# START OF PROVIDED RECORDS

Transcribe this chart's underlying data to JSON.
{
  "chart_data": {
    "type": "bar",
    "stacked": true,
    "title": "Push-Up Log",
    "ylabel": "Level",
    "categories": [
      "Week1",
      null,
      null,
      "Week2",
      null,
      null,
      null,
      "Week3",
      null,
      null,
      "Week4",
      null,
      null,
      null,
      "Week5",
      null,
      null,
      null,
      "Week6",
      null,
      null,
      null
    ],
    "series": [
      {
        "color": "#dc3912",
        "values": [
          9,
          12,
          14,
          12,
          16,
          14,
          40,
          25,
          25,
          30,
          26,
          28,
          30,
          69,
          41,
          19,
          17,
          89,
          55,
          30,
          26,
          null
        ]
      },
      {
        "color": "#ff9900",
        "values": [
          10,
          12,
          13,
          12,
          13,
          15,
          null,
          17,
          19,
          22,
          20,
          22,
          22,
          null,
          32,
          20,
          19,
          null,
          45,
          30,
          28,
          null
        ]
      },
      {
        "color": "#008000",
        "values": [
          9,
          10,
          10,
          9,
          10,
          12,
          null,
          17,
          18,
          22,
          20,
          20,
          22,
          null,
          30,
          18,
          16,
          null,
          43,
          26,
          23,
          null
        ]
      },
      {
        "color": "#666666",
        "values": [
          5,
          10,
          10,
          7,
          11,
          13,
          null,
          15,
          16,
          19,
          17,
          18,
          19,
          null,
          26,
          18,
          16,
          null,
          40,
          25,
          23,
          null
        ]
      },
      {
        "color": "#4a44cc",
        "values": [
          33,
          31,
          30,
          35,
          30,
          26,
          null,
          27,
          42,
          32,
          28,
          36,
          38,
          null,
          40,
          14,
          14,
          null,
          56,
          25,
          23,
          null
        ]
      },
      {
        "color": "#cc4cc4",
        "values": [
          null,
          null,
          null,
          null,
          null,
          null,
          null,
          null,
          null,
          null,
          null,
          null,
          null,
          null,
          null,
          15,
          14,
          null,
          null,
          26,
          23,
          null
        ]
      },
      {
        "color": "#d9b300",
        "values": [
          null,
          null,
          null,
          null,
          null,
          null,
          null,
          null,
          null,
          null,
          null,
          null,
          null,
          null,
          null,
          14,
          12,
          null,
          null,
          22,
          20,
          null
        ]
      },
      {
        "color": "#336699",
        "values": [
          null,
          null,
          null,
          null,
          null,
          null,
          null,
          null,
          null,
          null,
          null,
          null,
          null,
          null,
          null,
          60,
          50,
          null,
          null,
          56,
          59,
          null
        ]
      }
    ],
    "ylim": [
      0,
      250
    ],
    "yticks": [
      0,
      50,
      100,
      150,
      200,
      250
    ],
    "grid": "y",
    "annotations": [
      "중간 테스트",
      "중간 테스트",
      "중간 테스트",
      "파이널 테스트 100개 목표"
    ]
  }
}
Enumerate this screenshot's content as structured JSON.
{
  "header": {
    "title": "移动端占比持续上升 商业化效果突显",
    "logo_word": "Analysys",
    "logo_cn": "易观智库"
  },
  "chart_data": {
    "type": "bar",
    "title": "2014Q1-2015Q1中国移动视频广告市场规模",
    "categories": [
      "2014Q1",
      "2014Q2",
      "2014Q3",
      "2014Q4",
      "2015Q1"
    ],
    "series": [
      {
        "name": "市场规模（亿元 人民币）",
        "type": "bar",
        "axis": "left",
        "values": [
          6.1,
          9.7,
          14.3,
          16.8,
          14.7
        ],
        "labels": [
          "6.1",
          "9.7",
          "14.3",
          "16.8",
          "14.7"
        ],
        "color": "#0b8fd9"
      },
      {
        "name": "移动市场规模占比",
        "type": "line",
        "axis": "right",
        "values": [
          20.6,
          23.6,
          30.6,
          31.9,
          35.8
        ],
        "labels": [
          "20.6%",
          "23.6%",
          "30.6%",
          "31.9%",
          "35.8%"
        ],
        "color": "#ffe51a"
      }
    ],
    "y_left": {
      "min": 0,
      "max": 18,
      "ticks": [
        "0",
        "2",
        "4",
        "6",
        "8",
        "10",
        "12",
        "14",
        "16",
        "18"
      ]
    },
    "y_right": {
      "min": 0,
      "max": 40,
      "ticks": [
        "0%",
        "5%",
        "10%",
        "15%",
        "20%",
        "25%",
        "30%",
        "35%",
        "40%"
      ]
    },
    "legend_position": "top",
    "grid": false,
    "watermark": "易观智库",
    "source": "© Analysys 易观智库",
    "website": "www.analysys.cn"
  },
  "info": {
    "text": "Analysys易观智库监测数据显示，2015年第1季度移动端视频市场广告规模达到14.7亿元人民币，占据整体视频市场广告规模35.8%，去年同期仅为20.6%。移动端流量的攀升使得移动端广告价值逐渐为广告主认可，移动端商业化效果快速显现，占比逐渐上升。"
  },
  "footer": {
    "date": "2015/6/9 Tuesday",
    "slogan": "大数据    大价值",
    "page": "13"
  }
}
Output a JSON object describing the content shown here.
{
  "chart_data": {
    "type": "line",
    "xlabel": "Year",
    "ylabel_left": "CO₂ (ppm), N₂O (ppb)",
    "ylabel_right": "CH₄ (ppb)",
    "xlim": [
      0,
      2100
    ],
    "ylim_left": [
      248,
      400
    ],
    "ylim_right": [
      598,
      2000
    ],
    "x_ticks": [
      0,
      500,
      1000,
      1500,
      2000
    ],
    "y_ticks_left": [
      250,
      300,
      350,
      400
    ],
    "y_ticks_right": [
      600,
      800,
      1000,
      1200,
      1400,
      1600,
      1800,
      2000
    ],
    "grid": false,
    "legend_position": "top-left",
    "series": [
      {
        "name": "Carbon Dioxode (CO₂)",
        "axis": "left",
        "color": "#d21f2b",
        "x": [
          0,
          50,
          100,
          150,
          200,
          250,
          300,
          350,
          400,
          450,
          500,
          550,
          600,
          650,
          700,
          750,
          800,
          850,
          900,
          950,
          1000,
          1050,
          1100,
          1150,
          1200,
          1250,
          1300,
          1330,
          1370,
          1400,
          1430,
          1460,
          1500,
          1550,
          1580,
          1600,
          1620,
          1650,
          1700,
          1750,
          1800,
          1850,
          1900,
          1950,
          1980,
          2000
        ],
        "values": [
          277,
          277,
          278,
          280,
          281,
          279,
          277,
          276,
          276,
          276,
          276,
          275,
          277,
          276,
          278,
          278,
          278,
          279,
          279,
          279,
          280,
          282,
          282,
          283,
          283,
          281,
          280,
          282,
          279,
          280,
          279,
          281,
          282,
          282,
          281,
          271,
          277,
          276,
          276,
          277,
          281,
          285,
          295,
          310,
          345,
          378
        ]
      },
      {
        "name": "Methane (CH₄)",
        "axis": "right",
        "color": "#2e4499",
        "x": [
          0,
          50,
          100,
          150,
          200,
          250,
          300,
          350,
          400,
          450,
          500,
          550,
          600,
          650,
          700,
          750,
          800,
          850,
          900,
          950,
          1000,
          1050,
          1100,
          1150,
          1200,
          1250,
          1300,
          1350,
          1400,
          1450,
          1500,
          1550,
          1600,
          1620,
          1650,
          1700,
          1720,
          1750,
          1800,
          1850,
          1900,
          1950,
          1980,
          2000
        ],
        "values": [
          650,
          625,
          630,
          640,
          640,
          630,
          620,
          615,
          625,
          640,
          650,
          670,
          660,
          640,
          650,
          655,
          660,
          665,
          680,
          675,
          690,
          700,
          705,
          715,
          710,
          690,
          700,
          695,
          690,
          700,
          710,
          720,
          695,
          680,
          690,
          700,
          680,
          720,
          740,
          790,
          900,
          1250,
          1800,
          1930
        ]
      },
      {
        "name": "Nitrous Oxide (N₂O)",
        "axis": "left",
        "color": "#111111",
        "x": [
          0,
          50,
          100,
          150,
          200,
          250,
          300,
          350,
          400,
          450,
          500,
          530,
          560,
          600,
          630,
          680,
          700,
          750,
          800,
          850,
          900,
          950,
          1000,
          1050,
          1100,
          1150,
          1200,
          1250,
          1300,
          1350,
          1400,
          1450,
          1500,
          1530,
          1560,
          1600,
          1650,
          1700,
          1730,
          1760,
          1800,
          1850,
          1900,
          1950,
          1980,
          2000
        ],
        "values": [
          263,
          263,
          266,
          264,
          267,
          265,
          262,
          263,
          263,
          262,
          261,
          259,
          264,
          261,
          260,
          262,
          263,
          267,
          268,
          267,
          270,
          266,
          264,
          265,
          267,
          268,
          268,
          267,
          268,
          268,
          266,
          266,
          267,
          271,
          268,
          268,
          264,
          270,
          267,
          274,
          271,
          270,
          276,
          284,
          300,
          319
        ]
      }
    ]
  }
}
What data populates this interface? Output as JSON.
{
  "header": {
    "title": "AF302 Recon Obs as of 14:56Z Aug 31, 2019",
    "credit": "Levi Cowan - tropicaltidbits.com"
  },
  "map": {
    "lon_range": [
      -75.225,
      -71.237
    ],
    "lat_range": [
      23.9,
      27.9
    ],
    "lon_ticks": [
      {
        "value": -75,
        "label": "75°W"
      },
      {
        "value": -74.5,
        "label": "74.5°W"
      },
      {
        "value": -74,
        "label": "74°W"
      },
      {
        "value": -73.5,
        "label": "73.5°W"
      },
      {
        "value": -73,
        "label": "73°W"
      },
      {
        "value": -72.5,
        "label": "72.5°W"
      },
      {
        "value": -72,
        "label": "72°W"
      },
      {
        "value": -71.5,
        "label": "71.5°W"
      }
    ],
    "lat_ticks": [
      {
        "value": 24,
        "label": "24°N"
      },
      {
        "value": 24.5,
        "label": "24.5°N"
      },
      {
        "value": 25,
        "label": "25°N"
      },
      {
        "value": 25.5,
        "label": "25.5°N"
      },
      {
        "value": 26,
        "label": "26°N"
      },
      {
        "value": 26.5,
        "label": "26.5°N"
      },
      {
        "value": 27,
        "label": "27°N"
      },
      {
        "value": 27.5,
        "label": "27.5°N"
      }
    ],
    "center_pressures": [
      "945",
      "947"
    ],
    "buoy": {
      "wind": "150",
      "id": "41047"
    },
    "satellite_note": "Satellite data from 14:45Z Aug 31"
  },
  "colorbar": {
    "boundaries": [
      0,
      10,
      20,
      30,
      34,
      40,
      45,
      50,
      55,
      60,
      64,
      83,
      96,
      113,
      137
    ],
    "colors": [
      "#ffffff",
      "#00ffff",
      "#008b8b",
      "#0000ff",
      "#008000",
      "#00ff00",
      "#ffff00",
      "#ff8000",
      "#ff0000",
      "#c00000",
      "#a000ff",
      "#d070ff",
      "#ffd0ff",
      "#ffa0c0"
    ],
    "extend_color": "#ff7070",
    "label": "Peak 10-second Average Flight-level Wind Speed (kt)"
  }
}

# END OF PROVIDED RECORDS

REQUIREMENTS: Tell how many lines of the data above hold the string "title". Give only the number.

WRITTEN ANSWER: 4